(Collection entries)
## Start

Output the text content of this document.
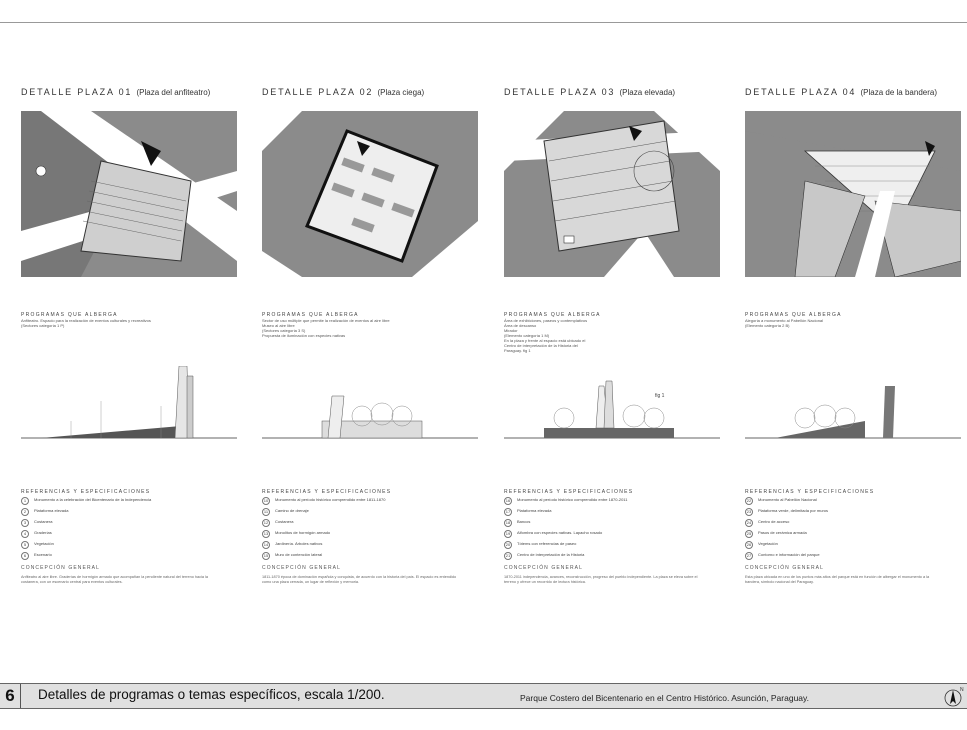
DETALLE PLAZA 01 (Plaza del anfiteatro)
PROGRAMAS QUE ALBERGA
Anfiteatro. Espacio para la realización de eventos culturales y recreativos
(Sectores categoría 1 P)
REFERENCIAS Y ESPECIFICACIONES
1	Monumento a la celebración del Bicentenario de la Independencia
2	Plataforma elevada
3	Costanera
4	Graderías
5	Vegetación
6	Escenario
CONCEPCIÓN GENERAL
Anfiteatro al aire libre. Graderías de hormigón armado que acompañan la pendiente natural del terreno hacia la costanera, con un escenario central para eventos culturales.
DETALLE PLAZA 02 (Plaza ciega)
PROGRAMAS QUE ALBERGA
Sector de uso múltiple que permite la realización de eventos al aire libre
Museo al aire libre
(Sectores categoría 3 S)
Propuesta de iluminación con especies nativas
REFERENCIAS Y ESPECIFICACIONES
10	Monumento al período histórico comprendido entre 1811-1870
11	Camino de drenaje
12	Costanera
13	Monolitos de hormigón armado
14	Jardinería. Árboles nativos
15	Muro de contención lateral
CONCEPCIÓN GENERAL
1811-1870 época de dominación española y conquista, de acuerdo con la historia del país. El espacio es entendido como una plaza cerrada, un lugar de reflexión y memoria.
DETALLE PLAZA 03 (Plaza elevada)
PROGRAMAS QUE ALBERGA
Área de exhibiciones, paseos y contemplativos
Área de descanso
Mirador
(Elemento categoría 1 M)
En la plaza y frente al espacio está ubicado el
Centro de interpretación de la Historia del
Paraguay. fig 1
REFERENCIAS Y ESPECIFICACIONES
16	Monumento al período histórico comprendido entre 1870-2011
17	Plataforma elevada
18	Bancos
19	Alfombra con especies nativas. Lapacho rosado
20	Tótems con referencias de paseo
21	Centro de interpretación de la Historia
CONCEPCIÓN GENERAL
1870-2011 independencia, avances, reconstrucción, progreso del pueblo independiente. La plaza se eleva sobre el terreno y ofrece un recorrido de lectura histórica.
DETALLE PLAZA 04 (Plaza de la bandera)
PROGRAMAS QUE ALBERGA
Alegoría a monumento al Pabellón Nacional
(Elemento categoría 2 B)
REFERENCIAS Y ESPECIFICACIONES
22	Monumento al Pabellón Nacional
23	Plataforma verde, delimitada por muros
24	Centro de acceso
25	Pasos de cerámica armada
26	Vegetación
27	Contorno e información del parque
CONCEPCIÓN GENERAL
Esta plaza ubicada en uno de los puntos más altos del parque está en función de albergar el monumento a la bandera, símbolo nacional del Paraguay.
fig 1
6	Detalles de programas o temas específicos, escala 1/200.	Parque Costero del Bicentenario en el Centro Histórico. Asunción, Paraguay.
N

## End

## [REQUIREMENTS]
Retype all of the entries exactly as written, leaving out any images.

## [CORRECT ANSWER]
Output the text content of this document.
DETALLE PLAZA 01 (Plaza del anfiteatro)
PROGRAMAS QUE ALBERGA
Anfiteatro. Espacio para la realización de eventos culturales y recreativos
(Sectores categoría 1 P)
REFERENCIAS Y ESPECIFICACIONES
1	Monumento a la celebración del Bicentenario de la Independencia
2	Plataforma elevada
3	Costanera
4	Graderías
5	Vegetación
6	Escenario
CONCEPCIÓN GENERAL
Anfiteatro al aire libre. Graderías de hormigón armado que acompañan la pendiente natural del terreno hacia la costanera, con un escenario central para eventos culturales.
DETALLE PLAZA 02 (Plaza ciega)
PROGRAMAS QUE ALBERGA
Sector de uso múltiple que permite la realización de eventos al aire libre
Museo al aire libre
(Sectores categoría 3 S)
Propuesta de iluminación con especies nativas
REFERENCIAS Y ESPECIFICACIONES
10	Monumento al período histórico comprendido entre 1811-1870
11	Camino de drenaje
12	Costanera
13	Monolitos de hormigón armado
14	Jardinería. Árboles nativos
15	Muro de contención lateral
CONCEPCIÓN GENERAL
1811-1870 época de dominación española y conquista, de acuerdo con la historia del país. El espacio es entendido como una plaza cerrada, un lugar de reflexión y memoria.
DETALLE PLAZA 03 (Plaza elevada)
PROGRAMAS QUE ALBERGA
Área de exhibiciones, paseos y contemplativos
Área de descanso
Mirador
(Elemento categoría 1 M)
En la plaza y frente al espacio está ubicado el
Centro de interpretación de la Historia del
Paraguay. fig 1
REFERENCIAS Y ESPECIFICACIONES
16	Monumento al período histórico comprendido entre 1870-2011
17	Plataforma elevada
18	Bancos
19	Alfombra con especies nativas. Lapacho rosado
20	Tótems con referencias de paseo
21	Centro de interpretación de la Historia
CONCEPCIÓN GENERAL
1870-2011 independencia, avances, reconstrucción, progreso del pueblo independiente. La plaza se eleva sobre el terreno y ofrece un recorrido de lectura histórica.
DETALLE PLAZA 04 (Plaza de la bandera)
PROGRAMAS QUE ALBERGA
Alegoría a monumento al Pabellón Nacional
(Elemento categoría 2 B)
REFERENCIAS Y ESPECIFICACIONES
22	Monumento al Pabellón Nacional
23	Plataforma verde, delimitada por muros
24	Centro de acceso
25	Pasos de cerámica armada
26	Vegetación
27	Contorno e información del parque
CONCEPCIÓN GENERAL
Esta plaza ubicada en uno de los puntos más altos del parque está en función de albergar el monumento a la bandera, símbolo nacional del Paraguay.
fig 1
6	Detalles de programas o temas específicos, escala 1/200.	Parque Costero del Bicentenario en el Centro Histórico. Asunción, Paraguay.
N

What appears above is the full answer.